> Problem description
Write out every line of the following data word for word, without changing or leaving out anything.

> Exercise materials
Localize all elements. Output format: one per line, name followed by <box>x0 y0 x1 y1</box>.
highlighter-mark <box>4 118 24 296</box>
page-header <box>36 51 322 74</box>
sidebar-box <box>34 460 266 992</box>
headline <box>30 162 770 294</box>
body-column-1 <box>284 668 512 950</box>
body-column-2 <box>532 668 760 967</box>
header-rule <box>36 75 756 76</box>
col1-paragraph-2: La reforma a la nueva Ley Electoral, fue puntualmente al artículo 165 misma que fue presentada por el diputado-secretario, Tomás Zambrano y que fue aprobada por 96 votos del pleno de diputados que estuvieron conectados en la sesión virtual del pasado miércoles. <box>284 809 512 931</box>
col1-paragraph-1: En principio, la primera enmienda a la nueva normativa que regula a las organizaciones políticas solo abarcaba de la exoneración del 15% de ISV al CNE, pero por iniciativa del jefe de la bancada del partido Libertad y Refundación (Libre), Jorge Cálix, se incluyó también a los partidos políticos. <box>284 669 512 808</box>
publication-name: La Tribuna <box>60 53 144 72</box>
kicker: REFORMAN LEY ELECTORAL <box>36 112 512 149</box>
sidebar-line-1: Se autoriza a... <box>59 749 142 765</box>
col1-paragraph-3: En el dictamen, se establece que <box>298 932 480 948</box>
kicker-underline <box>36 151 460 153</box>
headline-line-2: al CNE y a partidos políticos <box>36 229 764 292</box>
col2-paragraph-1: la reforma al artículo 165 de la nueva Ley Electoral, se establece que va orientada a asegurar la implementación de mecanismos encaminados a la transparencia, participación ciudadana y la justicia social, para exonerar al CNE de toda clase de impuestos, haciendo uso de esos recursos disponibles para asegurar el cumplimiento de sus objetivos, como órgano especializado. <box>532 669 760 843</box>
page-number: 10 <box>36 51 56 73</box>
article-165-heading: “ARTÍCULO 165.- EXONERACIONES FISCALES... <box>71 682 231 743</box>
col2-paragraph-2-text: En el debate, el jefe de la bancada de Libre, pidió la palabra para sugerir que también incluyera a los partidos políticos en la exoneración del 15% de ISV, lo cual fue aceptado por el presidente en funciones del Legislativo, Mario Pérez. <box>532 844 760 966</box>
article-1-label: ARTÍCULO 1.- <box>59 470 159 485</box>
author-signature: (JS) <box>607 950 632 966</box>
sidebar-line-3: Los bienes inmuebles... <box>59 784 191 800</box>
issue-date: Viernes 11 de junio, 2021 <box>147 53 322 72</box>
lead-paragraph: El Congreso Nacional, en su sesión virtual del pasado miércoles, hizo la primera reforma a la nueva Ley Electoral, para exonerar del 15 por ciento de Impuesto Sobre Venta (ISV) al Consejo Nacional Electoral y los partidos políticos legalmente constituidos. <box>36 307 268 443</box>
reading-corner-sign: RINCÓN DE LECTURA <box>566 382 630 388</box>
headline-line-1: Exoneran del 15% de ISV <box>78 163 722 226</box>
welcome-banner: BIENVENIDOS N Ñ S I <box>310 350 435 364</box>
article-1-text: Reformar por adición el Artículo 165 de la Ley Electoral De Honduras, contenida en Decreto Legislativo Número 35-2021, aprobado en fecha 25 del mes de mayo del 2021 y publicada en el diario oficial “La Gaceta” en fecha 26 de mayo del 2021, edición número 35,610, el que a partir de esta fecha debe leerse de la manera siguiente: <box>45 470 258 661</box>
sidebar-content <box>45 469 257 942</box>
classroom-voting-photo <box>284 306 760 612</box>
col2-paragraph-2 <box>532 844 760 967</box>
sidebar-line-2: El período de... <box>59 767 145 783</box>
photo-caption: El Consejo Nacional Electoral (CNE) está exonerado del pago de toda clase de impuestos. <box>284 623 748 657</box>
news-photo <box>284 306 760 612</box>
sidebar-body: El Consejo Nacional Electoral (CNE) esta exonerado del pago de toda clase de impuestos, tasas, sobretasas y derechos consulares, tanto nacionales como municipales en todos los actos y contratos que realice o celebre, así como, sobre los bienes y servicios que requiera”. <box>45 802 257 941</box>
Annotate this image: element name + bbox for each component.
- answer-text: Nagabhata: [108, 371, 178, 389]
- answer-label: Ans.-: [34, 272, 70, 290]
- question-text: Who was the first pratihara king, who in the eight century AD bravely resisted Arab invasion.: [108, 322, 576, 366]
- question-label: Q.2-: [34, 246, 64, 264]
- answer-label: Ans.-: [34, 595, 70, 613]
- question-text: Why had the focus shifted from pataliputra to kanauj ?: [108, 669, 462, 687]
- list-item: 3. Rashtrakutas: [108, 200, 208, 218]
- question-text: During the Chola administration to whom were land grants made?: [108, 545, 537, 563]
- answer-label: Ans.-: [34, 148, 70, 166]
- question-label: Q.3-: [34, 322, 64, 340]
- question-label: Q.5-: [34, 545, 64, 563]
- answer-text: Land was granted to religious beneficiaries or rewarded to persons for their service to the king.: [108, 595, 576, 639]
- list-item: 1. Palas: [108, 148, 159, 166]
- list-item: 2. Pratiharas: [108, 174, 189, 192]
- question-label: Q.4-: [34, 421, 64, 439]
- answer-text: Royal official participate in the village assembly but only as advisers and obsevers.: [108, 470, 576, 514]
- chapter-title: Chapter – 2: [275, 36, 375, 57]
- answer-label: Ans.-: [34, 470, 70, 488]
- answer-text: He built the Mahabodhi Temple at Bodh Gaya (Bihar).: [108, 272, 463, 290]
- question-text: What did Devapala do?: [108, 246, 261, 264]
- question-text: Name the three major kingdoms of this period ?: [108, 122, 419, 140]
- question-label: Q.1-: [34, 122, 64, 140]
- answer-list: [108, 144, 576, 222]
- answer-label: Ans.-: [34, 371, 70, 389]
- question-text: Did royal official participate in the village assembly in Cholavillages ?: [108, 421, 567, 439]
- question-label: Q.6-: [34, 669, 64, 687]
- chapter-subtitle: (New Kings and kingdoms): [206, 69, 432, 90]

> Result of the exercise
Localize all elements. Output format: one per line, name followed by <box>x0 y0 x1 y1</box>.
highlighter-mark <box>4 118 24 296</box>
page-header <box>36 51 322 74</box>
sidebar-box <box>34 460 266 992</box>
headline <box>30 162 770 294</box>
body-column-1 <box>284 668 512 950</box>
body-column-2 <box>532 668 760 967</box>
header-rule <box>36 75 756 76</box>
col1-paragraph-2: La reforma a la nueva Ley Electoral, fue puntualmente al artículo 165 misma que fue presentada por el diputado-secretario, Tomás Zambrano y que fue aprobada por 96 votos del pleno de diputados que estuvieron conectados en la sesión virtual del pasado miércoles. <box>284 809 512 931</box>
col1-paragraph-1: En principio, la primera enmienda a la nueva normativa que regula a las organizaciones políticas solo abarcaba de la exoneración del 15% de ISV al CNE, pero por iniciativa del jefe de la bancada del partido Libertad y Refundación (Libre), Jorge Cálix, se incluyó también a los partidos políticos. <box>284 669 512 808</box>
publication-name: La Tribuna <box>60 53 144 72</box>
kicker: REFORMAN LEY ELECTORAL <box>36 112 512 149</box>
sidebar-line-1: Se autoriza a... <box>59 749 142 765</box>
col1-paragraph-3: En el dictamen, se establece que <box>298 932 480 948</box>
kicker-underline <box>36 151 460 153</box>
headline-line-2: al CNE y a partidos políticos <box>36 229 764 292</box>
col2-paragraph-1: la reforma al artículo 165 de la nueva Ley Electoral, se establece que va orientada a asegurar la implementación de mecanismos encaminados a la transparencia, participación ciudadana y la justicia social, para exonerar al CNE de toda clase de impuestos, haciendo uso de esos recursos disponibles para asegurar el cumplimiento de sus objetivos, como órgano especializado. <box>532 669 760 843</box>
page-number: 10 <box>36 51 56 73</box>
article-165-heading: “ARTÍCULO 165.- EXONERACIONES FISCALES... <box>71 682 231 743</box>
col2-paragraph-2-text: En el debate, el jefe de la bancada de Libre, pidió la palabra para sugerir que también incluyera a los partidos políticos en la exoneración del 15% de ISV, lo cual fue aceptado por el presidente en funciones del Legislativo, Mario Pérez. <box>532 844 760 966</box>
article-1-label: ARTÍCULO 1.- <box>59 470 159 485</box>
author-signature: (JS) <box>607 950 632 966</box>
sidebar-line-3: Los bienes inmuebles... <box>59 784 191 800</box>
issue-date: Viernes 11 de junio, 2021 <box>147 53 322 72</box>
lead-paragraph: El Congreso Nacional, en su sesión virtual del pasado miércoles, hizo la primera reforma a la nueva Ley Electoral, para exonerar del 15 por ciento de Impuesto Sobre Venta (ISV) al Consejo Nacional Electoral y los partidos políticos legalmente constituidos. <box>36 307 268 443</box>
reading-corner-sign: RINCÓN DE LECTURA <box>566 382 630 388</box>
headline-line-1: Exoneran del 15% de ISV <box>78 163 722 226</box>
welcome-banner: BIENVENIDOS N Ñ S I <box>310 350 435 364</box>
article-1-text: Reformar por adición el Artículo 165 de la Ley Electoral De Honduras, contenida en Decreto Legislativo Número 35-2021, aprobado en fecha 25 del mes de mayo del 2021 y publicada en el diario oficial “La Gaceta” en fecha 26 de mayo del 2021, edición número 35,610, el que a partir de esta fecha debe leerse de la manera siguiente: <box>45 470 258 661</box>
sidebar-content <box>45 469 257 942</box>
classroom-voting-photo <box>284 306 760 612</box>
col2-paragraph-2 <box>532 844 760 967</box>
sidebar-line-2: El período de... <box>59 767 145 783</box>
photo-caption: El Consejo Nacional Electoral (CNE) está exonerado del pago de toda clase de impuestos. <box>284 623 748 657</box>
news-photo <box>284 306 760 612</box>
sidebar-body: El Consejo Nacional Electoral (CNE) esta exonerado del pago de toda clase de impuestos, tasas, sobretasas y derechos consulares, tanto nacionales como municipales en todos los actos y contratos que realice o celebre, así como, sobre los bienes y servicios que requiera”. <box>45 802 257 941</box>
Annotate this image: element name + bbox for each component.
- answer-text: Nagabhata: [108, 371, 178, 389]
- answer-label: Ans.-: [34, 272, 70, 290]
- question-text: Who was the first pratihara king, who in the eight century AD bravely resisted Arab invasion.: [108, 322, 576, 366]
- question-label: Q.2-: [34, 246, 64, 264]
- answer-label: Ans.-: [34, 595, 70, 613]
- question-text: Why had the focus shifted from pataliputra to kanauj ?: [108, 669, 462, 687]
- list-item: 3. Rashtrakutas: [108, 200, 208, 218]
- question-text: During the Chola administration to whom were land grants made?: [108, 545, 537, 563]
- answer-label: Ans.-: [34, 148, 70, 166]
- question-label: Q.3-: [34, 322, 64, 340]
- question-label: Q.5-: [34, 545, 64, 563]
- answer-text: Land was granted to religious beneficiaries or rewarded to persons for their service to the king.: [108, 595, 576, 639]
- list-item: 1. Palas: [108, 148, 159, 166]
- list-item: 2. Pratiharas: [108, 174, 189, 192]
- question-label: Q.4-: [34, 421, 64, 439]
- answer-text: Royal official participate in the village assembly but only as advisers and obsevers.: [108, 470, 576, 514]
- chapter-title: Chapter – 2: [275, 36, 375, 57]
- answer-label: Ans.-: [34, 470, 70, 488]
- answer-text: He built the Mahabodhi Temple at Bodh Gaya (Bihar).: [108, 272, 463, 290]
- question-text: What did Devapala do?: [108, 246, 261, 264]
- question-text: Name the three major kingdoms of this period ?: [108, 122, 419, 140]
- question-label: Q.1-: [34, 122, 64, 140]
- answer-list: [108, 144, 576, 222]
- answer-label: Ans.-: [34, 371, 70, 389]
- question-text: Did royal official participate in the village assembly in Cholavillages ?: [108, 421, 567, 439]
- question-label: Q.6-: [34, 669, 64, 687]
- chapter-subtitle: (New Kings and kingdoms): [206, 69, 432, 90]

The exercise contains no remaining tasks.